- _The problem_
Copy each line below that contains "Floating".
>> Start
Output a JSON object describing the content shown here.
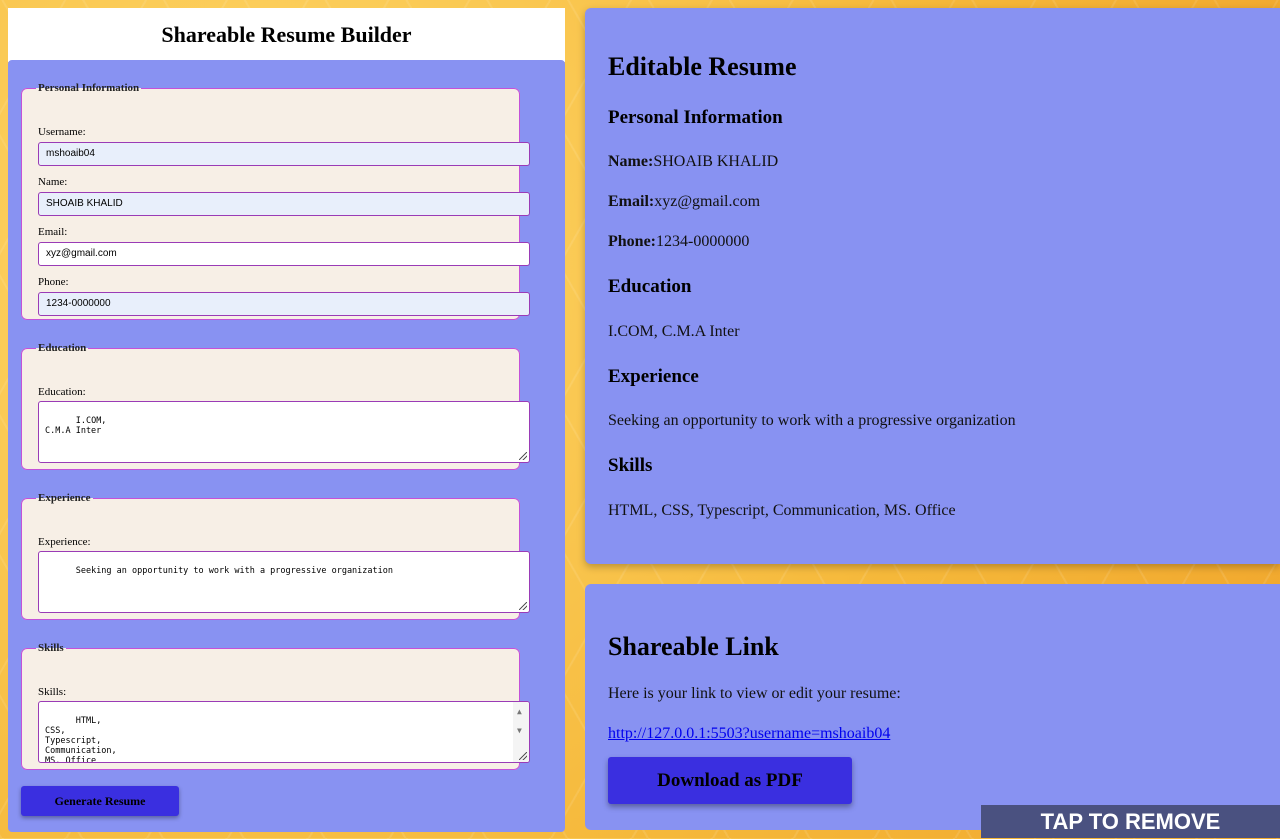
{
  "app": {
    "title": "Shareable Resume Builder"
  },
  "form": {
    "personal": {
      "legend": "Personal Information",
      "username_label": "Username:",
      "username_value": "mshoaib04",
      "name_label": "Name:",
      "name_value": "SHOAIB KHALID",
      "email_label": "Email:",
      "email_value": "xyz@gmail.com",
      "phone_label": "Phone:",
      "phone_value": "1234-0000000"
    },
    "education": {
      "legend": "Education",
      "label": "Education:",
      "value": "I.COM,\nC.M.A Inter"
    },
    "experience": {
      "legend": "Experience",
      "label": "Experience:",
      "value": "Seeking an opportunity to work with a progressive organization"
    },
    "skills": {
      "legend": "Skills",
      "label": "Skills:",
      "value": "HTML,\nCSS,\nTypescript,\nCommunication,\nMS. Office"
    },
    "generate_label": "Generate Resume"
  },
  "resume": {
    "heading": "Editable Resume",
    "personal_heading": "Personal Information",
    "name_key": "Name:",
    "name_val": "SHOAIB KHALID",
    "email_key": "Email:",
    "email_val": "xyz@gmail.com",
    "phone_key": "Phone:",
    "phone_val": "1234-0000000",
    "education_heading": "Education",
    "education_text": "I.COM, C.M.A Inter",
    "experience_heading": "Experience",
    "experience_text": "Seeking an opportunity to work with a progressive organization",
    "skills_heading": "Skills",
    "skills_text": "HTML, CSS, Typescript, Communication, MS. Office"
  },
  "share": {
    "heading": "Shareable Link",
    "text": "Here is your link to view or edit your resume:",
    "link": "http://127.0.0.1:5503?username=mshoaib04",
    "download_label": "Download as PDF"
  },
  "overlay": {
    "tap_remove": "TAP TO REMOVE"
  },
  "colors": {
    "panel": "#8892f2",
    "fieldset_bg": "#f7efe6",
    "fieldset_border": "#c451d8",
    "button": "#3a2fe0",
    "background": "#f7c64a"
  }
}
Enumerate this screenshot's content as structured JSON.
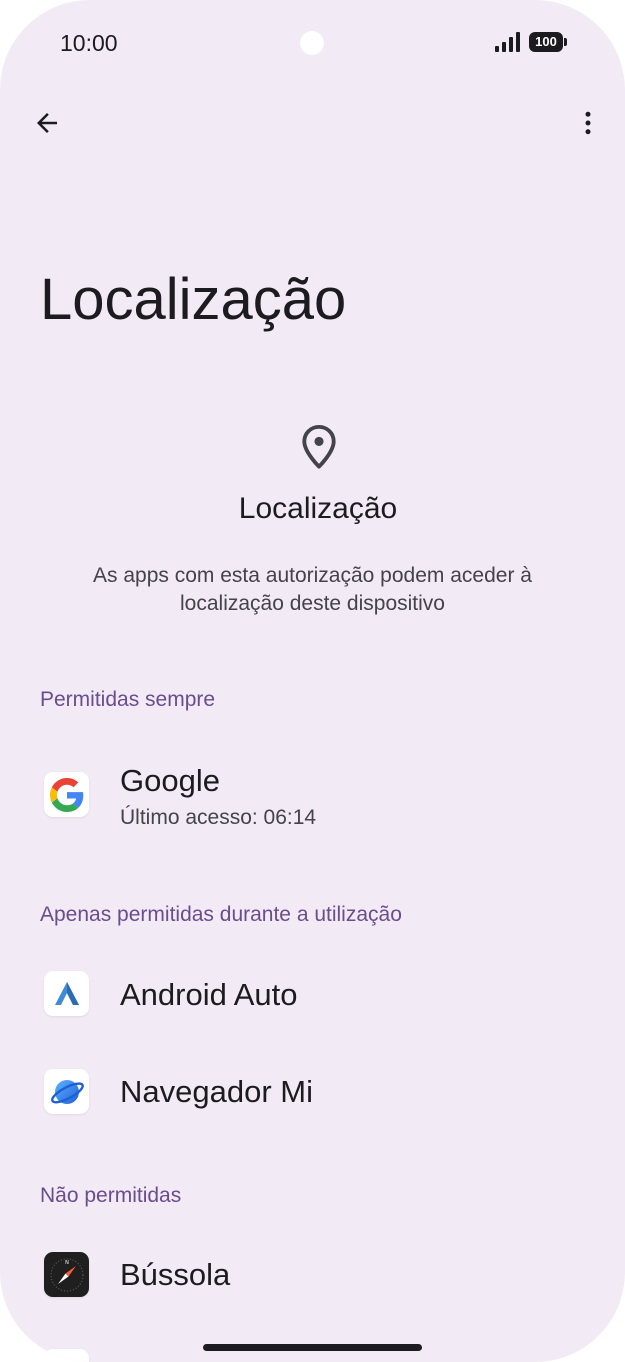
{
  "status_bar": {
    "time": "10:00",
    "battery": "100",
    "signal_icon": "signal-icon",
    "battery_icon": "battery-icon"
  },
  "toolbar": {
    "back_icon": "arrow-back-icon",
    "more_icon": "more-vert-icon"
  },
  "page": {
    "title": "Localização"
  },
  "header": {
    "icon": "location-pin-icon",
    "title": "Localização",
    "description": "As apps com esta autorização podem aceder à localização deste dispositivo"
  },
  "sections": [
    {
      "title": "Permitidas sempre",
      "apps": [
        {
          "name": "Google",
          "subtitle": "Último acesso: 06:14",
          "icon": "google-icon"
        }
      ]
    },
    {
      "title": "Apenas permitidas durante a utilização",
      "apps": [
        {
          "name": "Android Auto",
          "icon": "android-auto-icon"
        },
        {
          "name": "Navegador Mi",
          "icon": "mi-browser-icon"
        }
      ]
    },
    {
      "title": "Não permitidas",
      "apps": [
        {
          "name": "Bússola",
          "icon": "compass-icon"
        }
      ]
    }
  ],
  "colors": {
    "background": "#f2eaf4",
    "section_header": "#6b4d8e",
    "text_primary": "#1c1b1f",
    "text_secondary": "#45434a"
  }
}
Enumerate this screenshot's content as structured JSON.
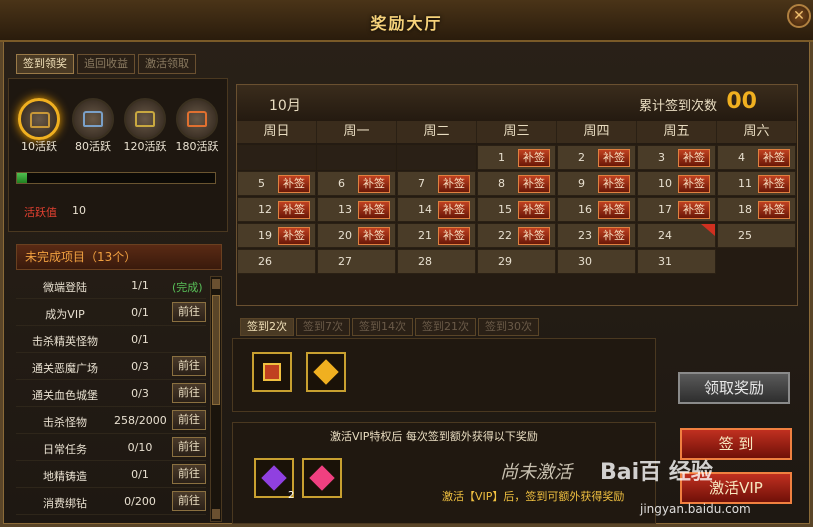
{
  "window": {
    "title": "奖励大厅",
    "close_label": "✕"
  },
  "tabs": [
    {
      "label": "签到领奖",
      "active": true
    },
    {
      "label": "追回收益",
      "active": false
    },
    {
      "label": "激活领取",
      "active": false
    }
  ],
  "chests": [
    {
      "label": "10活跃"
    },
    {
      "label": "80活跃"
    },
    {
      "label": "120活跃"
    },
    {
      "label": "180活跃"
    }
  ],
  "activity": {
    "label": "活跃值",
    "value": "10",
    "progress": 0.05
  },
  "tasks": {
    "header": "未完成项目（13个）",
    "rows": [
      {
        "name": "微端登陆",
        "progress": "1/1",
        "status": "(完成)",
        "button": ""
      },
      {
        "name": "成为VIP",
        "progress": "0/1",
        "status": "",
        "button": "前往"
      },
      {
        "name": "击杀精英怪物",
        "progress": "0/1",
        "status": "",
        "button": ""
      },
      {
        "name": "通关恶魔广场",
        "progress": "0/3",
        "status": "",
        "button": "前往"
      },
      {
        "name": "通关血色城堡",
        "progress": "0/3",
        "status": "",
        "button": "前往"
      },
      {
        "name": "击杀怪物",
        "progress": "258/2000",
        "status": "",
        "button": "前往"
      },
      {
        "name": "日常任务",
        "progress": "0/10",
        "status": "",
        "button": "前往"
      },
      {
        "name": "地精铸造",
        "progress": "0/1",
        "status": "",
        "button": "前往"
      },
      {
        "name": "消费绑钻",
        "progress": "0/200",
        "status": "",
        "button": "前往"
      }
    ]
  },
  "calendar": {
    "month": "10月",
    "cumulative_label": "累计签到次数",
    "cumulative_count": "00",
    "weekdays": [
      "周日",
      "周一",
      "周二",
      "周三",
      "周四",
      "周五",
      "周六"
    ],
    "makeup_label": "补签",
    "days": [
      {
        "n": "1",
        "bq": true
      },
      {
        "n": "2",
        "bq": true
      },
      {
        "n": "3",
        "bq": true
      },
      {
        "n": "4",
        "bq": true
      },
      {
        "n": "5",
        "bq": true
      },
      {
        "n": "6",
        "bq": true
      },
      {
        "n": "7",
        "bq": true
      },
      {
        "n": "8",
        "bq": true
      },
      {
        "n": "9",
        "bq": true
      },
      {
        "n": "10",
        "bq": true
      },
      {
        "n": "11",
        "bq": true
      },
      {
        "n": "12",
        "bq": true
      },
      {
        "n": "13",
        "bq": true
      },
      {
        "n": "14",
        "bq": true
      },
      {
        "n": "15",
        "bq": true
      },
      {
        "n": "16",
        "bq": true
      },
      {
        "n": "17",
        "bq": true
      },
      {
        "n": "18",
        "bq": true
      },
      {
        "n": "19",
        "bq": true
      },
      {
        "n": "20",
        "bq": true
      },
      {
        "n": "21",
        "bq": true
      },
      {
        "n": "22",
        "bq": true
      },
      {
        "n": "23",
        "bq": true
      },
      {
        "n": "24",
        "bq": false,
        "today": true
      },
      {
        "n": "25",
        "bq": false
      },
      {
        "n": "26",
        "bq": false
      },
      {
        "n": "27",
        "bq": false
      },
      {
        "n": "28",
        "bq": false
      },
      {
        "n": "29",
        "bq": false
      },
      {
        "n": "30",
        "bq": false
      },
      {
        "n": "31",
        "bq": false
      }
    ]
  },
  "reward_tabs": [
    {
      "label": "签到2次",
      "active": true
    },
    {
      "label": "签到7次",
      "active": false
    },
    {
      "label": "签到14次",
      "active": false
    },
    {
      "label": "签到21次",
      "active": false
    },
    {
      "label": "签到30次",
      "active": false
    }
  ],
  "buttons": {
    "claim": "领取奖励",
    "signin": "签 到",
    "activate_vip": "激活VIP"
  },
  "vip": {
    "desc": "激活VIP特权后 每次签到额外获得以下奖励",
    "status": "尚未激活",
    "note": "激活【VIP】后，签到可额外获得奖励",
    "gem1_qty": "2"
  },
  "watermark": {
    "logo": "Bai百 经验",
    "url": "jingyan.baidu.com"
  },
  "colors": {
    "accent": "#f0b020",
    "danger": "#c03020",
    "complete": "#58c058"
  }
}
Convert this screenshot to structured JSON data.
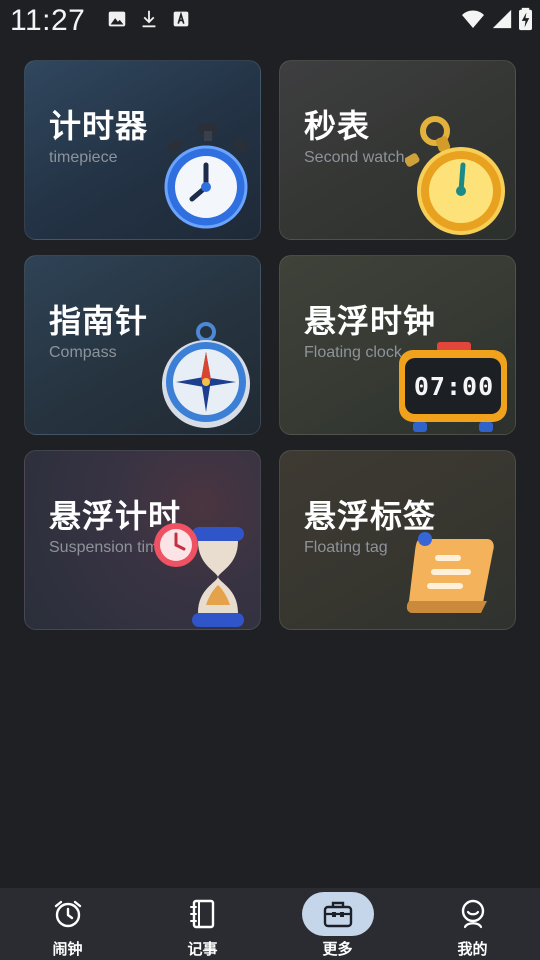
{
  "status_bar": {
    "time": "11:27",
    "left_icons": [
      "image-icon",
      "download-icon",
      "font-icon"
    ],
    "right_icons": [
      "wifi-icon",
      "signal-icon",
      "battery-charging-icon"
    ]
  },
  "cards": [
    {
      "title": "计时器",
      "subtitle": "timepiece",
      "icon": "stopwatch-blue-icon"
    },
    {
      "title": "秒表",
      "subtitle": "Second watch",
      "icon": "pocket-watch-gold-icon"
    },
    {
      "title": "指南针",
      "subtitle": "Compass",
      "icon": "compass-icon"
    },
    {
      "title": "悬浮时钟",
      "subtitle": "Floating clock",
      "icon": "digital-clock-icon",
      "clock_text": "07:00"
    },
    {
      "title": "悬浮计时",
      "subtitle": "Suspension timing",
      "icon": "hourglass-icon"
    },
    {
      "title": "悬浮标签",
      "subtitle": "Floating tag",
      "icon": "note-tag-icon"
    }
  ],
  "bottom_nav": {
    "items": [
      {
        "label": "闹钟",
        "icon": "alarm-clock-icon"
      },
      {
        "label": "记事",
        "icon": "notebook-icon"
      },
      {
        "label": "更多",
        "icon": "toolbox-icon",
        "active": true
      },
      {
        "label": "我的",
        "icon": "profile-icon"
      }
    ]
  },
  "colors": {
    "background": "#1e2024",
    "nav_background": "#2a2c31",
    "active_pill": "#c5d6ea",
    "subtitle": "#8e939b"
  }
}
>> End
- _The reply_
      "subtitle": "Floating clock",
      "subtitle": "Floating tag",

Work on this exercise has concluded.